* _Supplied data_
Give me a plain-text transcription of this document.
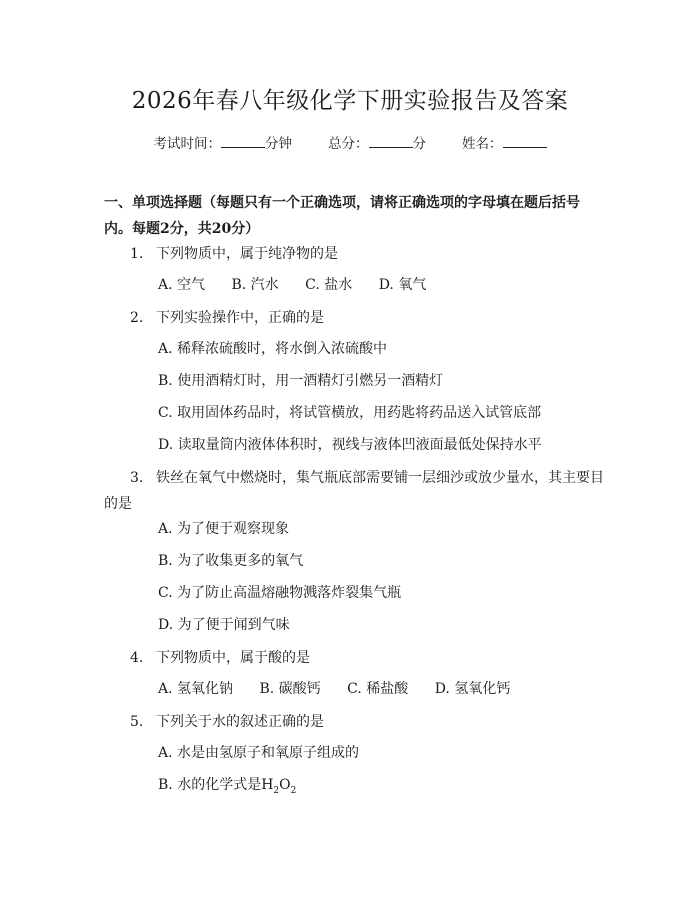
2026年春八年级化学下册实验报告及答案
考试时间：	分钟	总分：	分	姓名：
一、单项选择题（每题只有一个正确选项，请将正确选项的字母填在题后括号内。每题2分，共20分）
1. 下列物质中，属于纯净物的是
A. 空气 B. 汽水 C. 盐水 D. 氧气
2. 下列实验操作中，正确的是
A. 稀释浓硫酸时，将水倒入浓硫酸中
B. 使用酒精灯时，用一酒精灯引燃另一酒精灯
C. 取用固体药品时，将试管横放，用药匙将药品送入试管底部
D. 读取量筒内液体体积时，视线与液体凹液面最低处保持水平
3. 铁丝在氧气中燃烧时，集气瓶底部需要铺一层细沙或放少量水，其主要目的是
A. 为了便于观察现象
B. 为了收集更多的氧气
C. 为了防止高温熔融物溅落炸裂集气瓶
D. 为了便于闻到气味
4. 下列物质中，属于酸的是
A. 氢氧化钠 B. 碳酸钙 C. 稀盐酸 D. 氢氧化钙
5. 下列关于水的叙述正确的是
A. 水是由氢原子和氧原子组成的
B. 水的化学式是$H_2O_2$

* _Your task_
Repeat all of the entries word for word, but omit the pictures.

* _Result of this exercise_
Give me a plain-text transcription of this document.
2026年春八年级化学下册实验报告及答案
考试时间：	分钟	总分：	分	姓名：
一、单项选择题（每题只有一个正确选项，请将正确选项的字母填在题后括号内。每题2分，共20分）
1. 下列物质中，属于纯净物的是
A. 空气 B. 汽水 C. 盐水 D. 氧气
2. 下列实验操作中，正确的是
A. 稀释浓硫酸时，将水倒入浓硫酸中
B. 使用酒精灯时，用一酒精灯引燃另一酒精灯
C. 取用固体药品时，将试管横放，用药匙将药品送入试管底部
D. 读取量筒内液体体积时，视线与液体凹液面最低处保持水平
3. 铁丝在氧气中燃烧时，集气瓶底部需要铺一层细沙或放少量水，其主要目的是
A. 为了便于观察现象
B. 为了收集更多的氧气
C. 为了防止高温熔融物溅落炸裂集气瓶
D. 为了便于闻到气味
4. 下列物质中，属于酸的是
A. 氢氧化钠 B. 碳酸钙 C. 稀盐酸 D. 氢氧化钙
5. 下列关于水的叙述正确的是
A. 水是由氢原子和氧原子组成的
B. 水的化学式是$H_2O_2$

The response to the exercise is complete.